§ **Given task**: Leaving the pictures aside, transcribe every line below exactly.

§ **Material to process**:
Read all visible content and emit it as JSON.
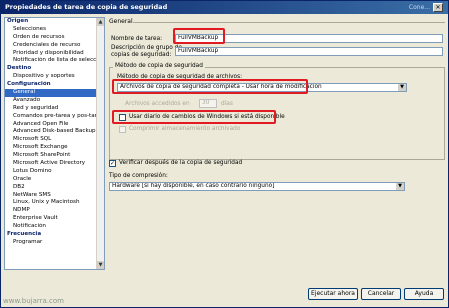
{
  "window": {
    "title": "Propiedades de tarea de copia de seguridad",
    "title_right_text": "Cone...",
    "close_glyph": "✕"
  },
  "sidebar": {
    "items": [
      {
        "label": "Origen",
        "head": true
      },
      {
        "label": "Selecciones"
      },
      {
        "label": "Orden de recursos"
      },
      {
        "label": "Credenciales de recurso"
      },
      {
        "label": "Prioridad y disponibilidad"
      },
      {
        "label": "Notificación de lista de selección"
      },
      {
        "label": "Destino",
        "head": true
      },
      {
        "label": "Dispositivo y soportes"
      },
      {
        "label": "Configuración",
        "head": true
      },
      {
        "label": "General",
        "selected": true
      },
      {
        "label": "Avanzado"
      },
      {
        "label": "Red y seguridad"
      },
      {
        "label": "Comandos pre-tarea y pos-tarea"
      },
      {
        "label": "Advanced Open File"
      },
      {
        "label": "Advanced Disk-based Backup"
      },
      {
        "label": "Microsoft SQL"
      },
      {
        "label": "Microsoft Exchange"
      },
      {
        "label": "Microsoft SharePoint"
      },
      {
        "label": "Microsoft Active Directory"
      },
      {
        "label": "Lotus Domino"
      },
      {
        "label": "Oracle"
      },
      {
        "label": "DB2"
      },
      {
        "label": "NetWare SMS"
      },
      {
        "label": "Linux, Unix y Macintosh"
      },
      {
        "label": "NDMP"
      },
      {
        "label": "Enterprise Vault"
      },
      {
        "label": "Notificación"
      },
      {
        "label": "Frecuencia",
        "head": true
      },
      {
        "label": "Programar"
      }
    ]
  },
  "general": {
    "section_title": "General",
    "job_name_label": "Nombre de tarea:",
    "job_name_value": "FullVMBackup",
    "group_desc_label_1": "Descripción de grupo de",
    "group_desc_label_2": "copias de seguridad:",
    "group_desc_value": "FullVMBackup"
  },
  "method": {
    "group_title": "Método de copia de seguridad",
    "files_method_label": "Método de copia de seguridad de archivos:",
    "files_method_value": "Archivos de copia de seguridad completa - Usar hora de modificación",
    "accessed_label": "Archivos accedidos en",
    "accessed_value": "30",
    "accessed_unit": "días",
    "change_journal_label": "Usar diario de cambios de Windows si está disponible",
    "change_journal_checked": false,
    "compress_label": "Comprimir almacenamiento archivado",
    "compress_checked": false
  },
  "verify": {
    "label": "Verificar después de la copia de seguridad",
    "checked": true
  },
  "compression": {
    "label": "Tipo de compresión:",
    "value": "Hardware [si hay disponible, en caso contrario ninguno]"
  },
  "buttons": {
    "run_now": "Ejecutar ahora",
    "cancel": "Cancelar",
    "help": "Ayuda"
  },
  "watermark": "www.bujarra.com",
  "colors": {
    "highlight": "#e01b24",
    "selection": "#316ac5",
    "titlebar": "#0a246a"
  }
}
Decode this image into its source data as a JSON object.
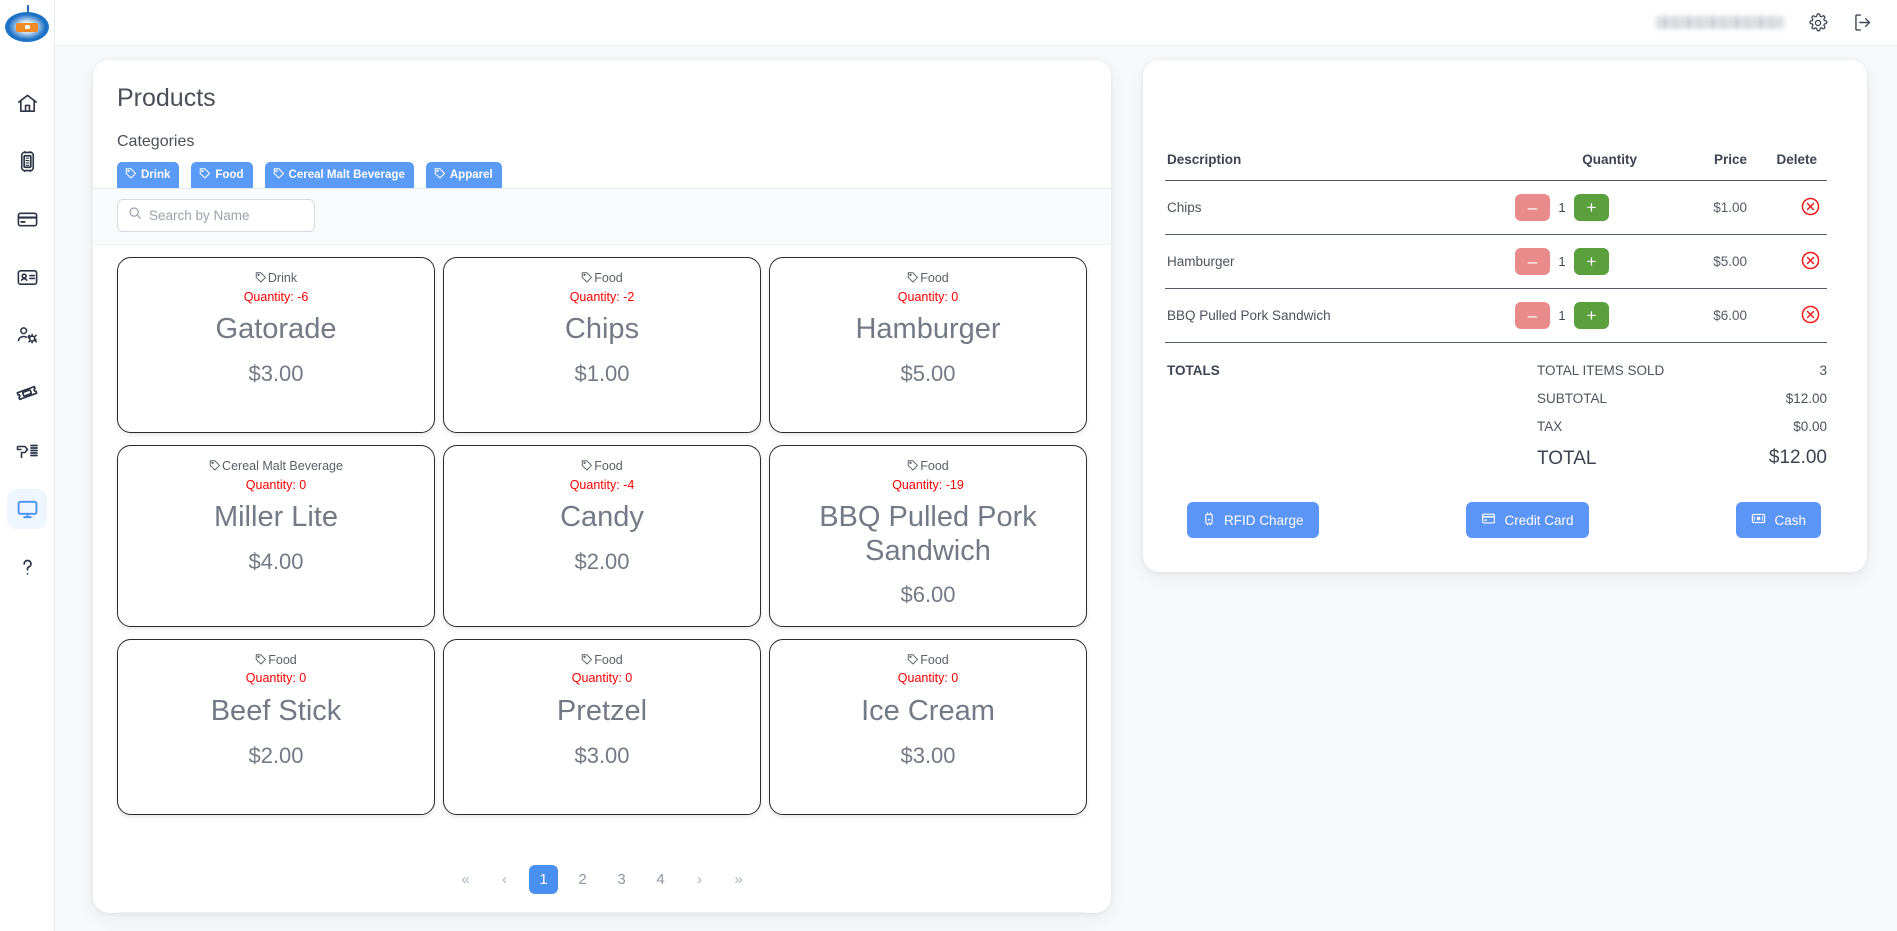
{
  "sidebar": {
    "logo_name": "brandy-logo",
    "items": [
      {
        "name": "home",
        "icon": "home-icon",
        "active": false
      },
      {
        "name": "terminal",
        "icon": "pos-terminal-icon",
        "active": false
      },
      {
        "name": "payments",
        "icon": "credit-card-icon",
        "active": false
      },
      {
        "name": "members",
        "icon": "id-card-icon",
        "active": false
      },
      {
        "name": "staff",
        "icon": "users-gear-icon",
        "active": false
      },
      {
        "name": "tickets",
        "icon": "ticket-icon",
        "active": false
      },
      {
        "name": "scanner",
        "icon": "barcode-scanner-icon",
        "active": false
      },
      {
        "name": "register",
        "icon": "monitor-icon",
        "active": true
      },
      {
        "name": "help",
        "icon": "question-mark-icon",
        "active": false
      }
    ]
  },
  "topbar": {
    "user_email": "",
    "settings_icon": "gear-icon",
    "logout_icon": "logout-icon"
  },
  "products": {
    "title": "Products",
    "categories_label": "Categories",
    "category_pills": [
      {
        "label": "Drink"
      },
      {
        "label": "Food"
      },
      {
        "label": "Cereal Malt Beverage"
      },
      {
        "label": "Apparel"
      }
    ],
    "search": {
      "placeholder": "Search by Name",
      "value": "",
      "icon": "search-icon"
    },
    "qty_prefix": "Quantity: ",
    "items": [
      {
        "category": "Drink",
        "quantity": "Quantity: -6",
        "name": "Gatorade",
        "price": "$3.00"
      },
      {
        "category": "Food",
        "quantity": "Quantity: -2",
        "name": "Chips",
        "price": "$1.00"
      },
      {
        "category": "Food",
        "quantity": "Quantity: 0",
        "name": "Hamburger",
        "price": "$5.00"
      },
      {
        "category": "Cereal Malt Beverage",
        "quantity": "Quantity: 0",
        "name": "Miller Lite",
        "price": "$4.00"
      },
      {
        "category": "Food",
        "quantity": "Quantity: -4",
        "name": "Candy",
        "price": "$2.00"
      },
      {
        "category": "Food",
        "quantity": "Quantity: -19",
        "name": "BBQ Pulled Pork Sandwich",
        "price": "$6.00"
      },
      {
        "category": "Food",
        "quantity": "Quantity: 0",
        "name": "Beef Stick",
        "price": "$2.00"
      },
      {
        "category": "Food",
        "quantity": "Quantity: 0",
        "name": "Pretzel",
        "price": "$3.00"
      },
      {
        "category": "Food",
        "quantity": "Quantity: 0",
        "name": "Ice Cream",
        "price": "$3.00"
      }
    ],
    "pagination": {
      "first": "«",
      "prev": "‹",
      "pages": [
        "1",
        "2",
        "3",
        "4"
      ],
      "active_page": "1",
      "next": "›",
      "last": "»"
    }
  },
  "order": {
    "columns": {
      "description": "Description",
      "quantity": "Quantity",
      "price": "Price",
      "delete": "Delete"
    },
    "rows": [
      {
        "description": "Chips",
        "quantity": "1",
        "price": "$1.00",
        "minus": "–",
        "plus": "+"
      },
      {
        "description": "Hamburger",
        "quantity": "1",
        "price": "$5.00",
        "minus": "–",
        "plus": "+"
      },
      {
        "description": "BBQ Pulled Pork Sandwich",
        "quantity": "1",
        "price": "$6.00",
        "minus": "–",
        "plus": "+"
      }
    ],
    "totals": {
      "label": "TOTALS",
      "items_sold_label": "TOTAL ITEMS SOLD",
      "items_sold_value": "3",
      "subtotal_label": "SUBTOTAL",
      "subtotal_value": "$12.00",
      "tax_label": "TAX",
      "tax_value": "$0.00",
      "total_label": "TOTAL",
      "total_value": "$12.00"
    },
    "payment_buttons": [
      {
        "label": "RFID Charge",
        "icon": "watch-icon"
      },
      {
        "label": "Credit Card",
        "icon": "credit-card-icon"
      },
      {
        "label": "Cash",
        "icon": "money-bill-icon"
      }
    ]
  },
  "colors": {
    "accent_blue": "#5b95f7",
    "pill_blue": "#5b9bf8",
    "quantity_red": "#ff0000",
    "minus_red": "#e98b8b",
    "plus_green": "#5aa03c",
    "delete_red": "#f21a1a",
    "page_bg": "#f7f8fa"
  }
}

§ **Solution below**:
Read all visible content and emit it as JSON.
{
  "window": {
    "title": "Propiedades de tarea de copia de seguridad",
    "title_right_text": "Cone...",
    "close_glyph": "✕"
  },
  "sidebar": {
    "items": [
      {
        "label": "Origen",
        "head": true
      },
      {
        "label": "Selecciones"
      },
      {
        "label": "Orden de recursos"
      },
      {
        "label": "Credenciales de recurso"
      },
      {
        "label": "Prioridad y disponibilidad"
      },
      {
        "label": "Notificación de lista de selección"
      },
      {
        "label": "Destino",
        "head": true
      },
      {
        "label": "Dispositivo y soportes"
      },
      {
        "label": "Configuración",
        "head": true
      },
      {
        "label": "General",
        "selected": true
      },
      {
        "label": "Avanzado"
      },
      {
        "label": "Red y seguridad"
      },
      {
        "label": "Comandos pre-tarea y pos-tarea"
      },
      {
        "label": "Advanced Open File"
      },
      {
        "label": "Advanced Disk-based Backup"
      },
      {
        "label": "Microsoft SQL"
      },
      {
        "label": "Microsoft Exchange"
      },
      {
        "label": "Microsoft SharePoint"
      },
      {
        "label": "Microsoft Active Directory"
      },
      {
        "label": "Lotus Domino"
      },
      {
        "label": "Oracle"
      },
      {
        "label": "DB2"
      },
      {
        "label": "NetWare SMS"
      },
      {
        "label": "Linux, Unix y Macintosh"
      },
      {
        "label": "NDMP"
      },
      {
        "label": "Enterprise Vault"
      },
      {
        "label": "Notificación"
      },
      {
        "label": "Frecuencia",
        "head": true
      },
      {
        "label": "Programar"
      }
    ]
  },
  "general": {
    "section_title": "General",
    "job_name_label": "Nombre de tarea:",
    "job_name_value": "FullVMBackup",
    "group_desc_label_1": "Descripción de grupo de",
    "group_desc_label_2": "copias de seguridad:",
    "group_desc_value": "FullVMBackup"
  },
  "method": {
    "group_title": "Método de copia de seguridad",
    "files_method_label": "Método de copia de seguridad de archivos:",
    "files_method_value": "Archivos de copia de seguridad completa - Usar hora de modificación",
    "accessed_label": "Archivos accedidos en",
    "accessed_value": "30",
    "accessed_unit": "días",
    "change_journal_label": "Usar diario de cambios de Windows si está disponible",
    "change_journal_checked": false,
    "compress_label": "Comprimir almacenamiento archivado",
    "compress_checked": false
  },
  "verify": {
    "label": "Verificar después de la copia de seguridad",
    "checked": true
  },
  "compression": {
    "label": "Tipo de compresión:",
    "value": "Hardware [si hay disponible, en caso contrario ninguno]"
  },
  "buttons": {
    "run_now": "Ejecutar ahora",
    "cancel": "Cancelar",
    "help": "Ayuda"
  },
  "watermark": "www.bujarra.com",
  "colors": {
    "highlight": "#e01b24",
    "selection": "#316ac5",
    "titlebar": "#0a246a"
  }
}
Decode this image into its source data as a JSON object.
{
  "sidebar": {
    "logo_name": "brandy-logo",
    "items": [
      {
        "name": "home",
        "icon": "home-icon",
        "active": false
      },
      {
        "name": "terminal",
        "icon": "pos-terminal-icon",
        "active": false
      },
      {
        "name": "payments",
        "icon": "credit-card-icon",
        "active": false
      },
      {
        "name": "members",
        "icon": "id-card-icon",
        "active": false
      },
      {
        "name": "staff",
        "icon": "users-gear-icon",
        "active": false
      },
      {
        "name": "tickets",
        "icon": "ticket-icon",
        "active": false
      },
      {
        "name": "scanner",
        "icon": "barcode-scanner-icon",
        "active": false
      },
      {
        "name": "register",
        "icon": "monitor-icon",
        "active": true
      },
      {
        "name": "help",
        "icon": "question-mark-icon",
        "active": false
      }
    ]
  },
  "topbar": {
    "user_email": "",
    "settings_icon": "gear-icon",
    "logout_icon": "logout-icon"
  },
  "products": {
    "title": "Products",
    "categories_label": "Categories",
    "category_pills": [
      {
        "label": "Drink"
      },
      {
        "label": "Food"
      },
      {
        "label": "Cereal Malt Beverage"
      },
      {
        "label": "Apparel"
      }
    ],
    "search": {
      "placeholder": "Search by Name",
      "value": "",
      "icon": "search-icon"
    },
    "qty_prefix": "Quantity: ",
    "items": [
      {
        "category": "Drink",
        "quantity": "Quantity: -6",
        "name": "Gatorade",
        "price": "$3.00"
      },
      {
        "category": "Food",
        "quantity": "Quantity: -2",
        "name": "Chips",
        "price": "$1.00"
      },
      {
        "category": "Food",
        "quantity": "Quantity: 0",
        "name": "Hamburger",
        "price": "$5.00"
      },
      {
        "category": "Cereal Malt Beverage",
        "quantity": "Quantity: 0",
        "name": "Miller Lite",
        "price": "$4.00"
      },
      {
        "category": "Food",
        "quantity": "Quantity: -4",
        "name": "Candy",
        "price": "$2.00"
      },
      {
        "category": "Food",
        "quantity": "Quantity: -19",
        "name": "BBQ Pulled Pork Sandwich",
        "price": "$6.00"
      },
      {
        "category": "Food",
        "quantity": "Quantity: 0",
        "name": "Beef Stick",
        "price": "$2.00"
      },
      {
        "category": "Food",
        "quantity": "Quantity: 0",
        "name": "Pretzel",
        "price": "$3.00"
      },
      {
        "category": "Food",
        "quantity": "Quantity: 0",
        "name": "Ice Cream",
        "price": "$3.00"
      }
    ],
    "pagination": {
      "first": "«",
      "prev": "‹",
      "pages": [
        "1",
        "2",
        "3",
        "4"
      ],
      "active_page": "1",
      "next": "›",
      "last": "»"
    }
  },
  "order": {
    "columns": {
      "description": "Description",
      "quantity": "Quantity",
      "price": "Price",
      "delete": "Delete"
    },
    "rows": [
      {
        "description": "Chips",
        "quantity": "1",
        "price": "$1.00",
        "minus": "–",
        "plus": "+"
      },
      {
        "description": "Hamburger",
        "quantity": "1",
        "price": "$5.00",
        "minus": "–",
        "plus": "+"
      },
      {
        "description": "BBQ Pulled Pork Sandwich",
        "quantity": "1",
        "price": "$6.00",
        "minus": "–",
        "plus": "+"
      }
    ],
    "totals": {
      "label": "TOTALS",
      "items_sold_label": "TOTAL ITEMS SOLD",
      "items_sold_value": "3",
      "subtotal_label": "SUBTOTAL",
      "subtotal_value": "$12.00",
      "tax_label": "TAX",
      "tax_value": "$0.00",
      "total_label": "TOTAL",
      "total_value": "$12.00"
    },
    "payment_buttons": [
      {
        "label": "RFID Charge",
        "icon": "watch-icon"
      },
      {
        "label": "Credit Card",
        "icon": "credit-card-icon"
      },
      {
        "label": "Cash",
        "icon": "money-bill-icon"
      }
    ]
  },
  "colors": {
    "accent_blue": "#5b95f7",
    "pill_blue": "#5b9bf8",
    "quantity_red": "#ff0000",
    "minus_red": "#e98b8b",
    "plus_green": "#5aa03c",
    "delete_red": "#f21a1a",
    "page_bg": "#f7f8fa"
  }
}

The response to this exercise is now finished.